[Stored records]
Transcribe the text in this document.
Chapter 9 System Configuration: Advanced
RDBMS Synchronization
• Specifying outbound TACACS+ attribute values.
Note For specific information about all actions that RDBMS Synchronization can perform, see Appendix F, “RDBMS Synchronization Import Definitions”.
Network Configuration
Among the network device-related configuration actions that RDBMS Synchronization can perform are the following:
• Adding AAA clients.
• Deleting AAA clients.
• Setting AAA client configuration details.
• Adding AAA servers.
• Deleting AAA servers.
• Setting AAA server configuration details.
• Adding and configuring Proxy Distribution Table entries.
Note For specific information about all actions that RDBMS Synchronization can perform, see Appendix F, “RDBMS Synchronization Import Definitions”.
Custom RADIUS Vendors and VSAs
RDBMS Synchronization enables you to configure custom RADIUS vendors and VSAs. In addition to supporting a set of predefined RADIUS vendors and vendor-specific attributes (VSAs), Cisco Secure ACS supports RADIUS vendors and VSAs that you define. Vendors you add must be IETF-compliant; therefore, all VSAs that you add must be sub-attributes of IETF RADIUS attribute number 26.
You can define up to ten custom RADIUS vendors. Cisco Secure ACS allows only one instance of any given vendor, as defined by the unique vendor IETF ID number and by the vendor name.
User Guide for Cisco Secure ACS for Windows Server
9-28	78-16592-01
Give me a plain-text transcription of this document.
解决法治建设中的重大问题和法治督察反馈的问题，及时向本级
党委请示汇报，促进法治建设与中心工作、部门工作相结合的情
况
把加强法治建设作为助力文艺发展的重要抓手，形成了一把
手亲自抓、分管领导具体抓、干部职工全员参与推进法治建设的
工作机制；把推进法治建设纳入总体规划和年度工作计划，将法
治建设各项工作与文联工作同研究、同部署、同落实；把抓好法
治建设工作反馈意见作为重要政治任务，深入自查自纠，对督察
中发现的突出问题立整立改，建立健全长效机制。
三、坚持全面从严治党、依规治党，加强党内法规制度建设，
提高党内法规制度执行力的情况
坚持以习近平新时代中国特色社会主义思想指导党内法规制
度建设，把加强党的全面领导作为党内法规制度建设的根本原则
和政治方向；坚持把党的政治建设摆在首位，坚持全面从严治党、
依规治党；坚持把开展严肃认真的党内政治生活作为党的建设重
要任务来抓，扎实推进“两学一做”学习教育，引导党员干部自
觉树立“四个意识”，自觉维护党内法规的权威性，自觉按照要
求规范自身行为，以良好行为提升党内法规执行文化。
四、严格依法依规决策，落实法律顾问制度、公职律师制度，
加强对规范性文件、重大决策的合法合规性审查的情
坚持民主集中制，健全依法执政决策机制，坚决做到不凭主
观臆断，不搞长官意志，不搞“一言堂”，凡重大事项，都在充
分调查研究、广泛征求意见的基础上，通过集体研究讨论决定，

■ **TASK DESCRIPTION**
Copy each line exactly, from the line containing "Give me a plain-text" down to the last line of the material, and no other lines.

■ **RIGHT ANSWER**
Give me a plain-text transcription of this document.
解决法治建设中的重大问题和法治督察反馈的问题，及时向本级
党委请示汇报，促进法治建设与中心工作、部门工作相结合的情
况
把加强法治建设作为助力文艺发展的重要抓手，形成了一把
手亲自抓、分管领导具体抓、干部职工全员参与推进法治建设的
工作机制；把推进法治建设纳入总体规划和年度工作计划，将法
治建设各项工作与文联工作同研究、同部署、同落实；把抓好法
治建设工作反馈意见作为重要政治任务，深入自查自纠，对督察
中发现的突出问题立整立改，建立健全长效机制。
三、坚持全面从严治党、依规治党，加强党内法规制度建设，
提高党内法规制度执行力的情况
坚持以习近平新时代中国特色社会主义思想指导党内法规制
度建设，把加强党的全面领导作为党内法规制度建设的根本原则
和政治方向；坚持把党的政治建设摆在首位，坚持全面从严治党、
依规治党；坚持把开展严肃认真的党内政治生活作为党的建设重
要任务来抓，扎实推进“两学一做”学习教育，引导党员干部自
觉树立“四个意识”，自觉维护党内法规的权威性，自觉按照要
求规范自身行为，以良好行为提升党内法规执行文化。
四、严格依法依规决策，落实法律顾问制度、公职律师制度，
加强对规范性文件、重大决策的合法合规性审查的情
坚持民主集中制，健全依法执政决策机制，坚决做到不凭主
观臆断，不搞长官意志，不搞“一言堂”，凡重大事项，都在充
分调查研究、广泛征求意见的基础上，通过集体研究讨论决定，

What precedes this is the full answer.